» **Given task**
Each entry below is to be transcribed exactly.
══════════════════════════════
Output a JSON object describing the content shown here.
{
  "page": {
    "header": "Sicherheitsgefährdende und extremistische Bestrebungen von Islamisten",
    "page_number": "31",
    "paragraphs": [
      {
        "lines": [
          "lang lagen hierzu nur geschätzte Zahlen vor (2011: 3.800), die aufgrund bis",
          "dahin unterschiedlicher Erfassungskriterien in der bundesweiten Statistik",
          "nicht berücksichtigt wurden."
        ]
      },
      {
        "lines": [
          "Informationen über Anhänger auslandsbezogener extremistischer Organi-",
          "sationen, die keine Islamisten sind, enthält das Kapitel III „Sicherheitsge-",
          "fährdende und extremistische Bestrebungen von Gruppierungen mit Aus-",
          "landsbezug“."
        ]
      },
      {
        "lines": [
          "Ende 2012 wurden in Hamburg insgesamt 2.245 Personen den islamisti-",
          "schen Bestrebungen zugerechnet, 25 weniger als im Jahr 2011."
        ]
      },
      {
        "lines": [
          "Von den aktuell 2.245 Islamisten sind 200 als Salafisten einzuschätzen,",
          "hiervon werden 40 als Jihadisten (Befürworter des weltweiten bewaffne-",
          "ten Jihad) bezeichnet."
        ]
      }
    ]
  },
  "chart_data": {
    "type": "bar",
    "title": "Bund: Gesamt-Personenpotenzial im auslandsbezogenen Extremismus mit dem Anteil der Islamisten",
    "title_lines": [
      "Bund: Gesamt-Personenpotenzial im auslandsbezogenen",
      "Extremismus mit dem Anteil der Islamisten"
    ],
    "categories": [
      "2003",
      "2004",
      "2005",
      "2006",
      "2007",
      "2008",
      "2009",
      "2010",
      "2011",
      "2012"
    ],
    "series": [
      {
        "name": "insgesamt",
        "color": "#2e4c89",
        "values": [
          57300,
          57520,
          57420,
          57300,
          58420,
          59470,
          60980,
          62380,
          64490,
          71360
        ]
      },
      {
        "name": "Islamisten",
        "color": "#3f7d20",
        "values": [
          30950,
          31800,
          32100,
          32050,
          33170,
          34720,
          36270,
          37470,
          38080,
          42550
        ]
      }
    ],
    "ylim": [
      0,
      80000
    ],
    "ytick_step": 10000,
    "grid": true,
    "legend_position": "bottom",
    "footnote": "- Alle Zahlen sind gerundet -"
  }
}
══════════════════════════════
» **Final answer**
Output a JSON object describing the content shown here.
{
  "page": {
    "header": "Sicherheitsgefährdende und extremistische Bestrebungen von Islamisten",
    "page_number": "31",
    "paragraphs": [
      {
        "lines": [
          "lang lagen hierzu nur geschätzte Zahlen vor (2011: 3.800), die aufgrund bis",
          "dahin unterschiedlicher Erfassungskriterien in der bundesweiten Statistik",
          "nicht berücksichtigt wurden."
        ]
      },
      {
        "lines": [
          "Informationen über Anhänger auslandsbezogener extremistischer Organi-",
          "sationen, die keine Islamisten sind, enthält das Kapitel III „Sicherheitsge-",
          "fährdende und extremistische Bestrebungen von Gruppierungen mit Aus-",
          "landsbezug“."
        ]
      },
      {
        "lines": [
          "Ende 2012 wurden in Hamburg insgesamt 2.245 Personen den islamisti-",
          "schen Bestrebungen zugerechnet, 25 weniger als im Jahr 2011."
        ]
      },
      {
        "lines": [
          "Von den aktuell 2.245 Islamisten sind 200 als Salafisten einzuschätzen,",
          "hiervon werden 40 als Jihadisten (Befürworter des weltweiten bewaffne-",
          "ten Jihad) bezeichnet."
        ]
      }
    ]
  },
  "chart_data": {
    "type": "bar",
    "title": "Bund: Gesamt-Personenpotenzial im auslandsbezogenen Extremismus mit dem Anteil der Islamisten",
    "title_lines": [
      "Bund: Gesamt-Personenpotenzial im auslandsbezogenen",
      "Extremismus mit dem Anteil der Islamisten"
    ],
    "categories": [
      "2003",
      "2004",
      "2005",
      "2006",
      "2007",
      "2008",
      "2009",
      "2010",
      "2011",
      "2012"
    ],
    "series": [
      {
        "name": "insgesamt",
        "color": "#2e4c89",
        "values": [
          57300,
          57520,
          57420,
          57300,
          58420,
          59470,
          60980,
          62380,
          64490,
          71360
        ]
      },
      {
        "name": "Islamisten",
        "color": "#3f7d20",
        "values": [
          30950,
          31800,
          32100,
          32050,
          33170,
          34720,
          36270,
          37470,
          38080,
          42550
        ]
      }
    ],
    "ylim": [
      0,
      80000
    ],
    "ytick_step": 10000,
    "grid": true,
    "legend_position": "bottom",
    "footnote": "- Alle Zahlen sind gerundet -"
  }
}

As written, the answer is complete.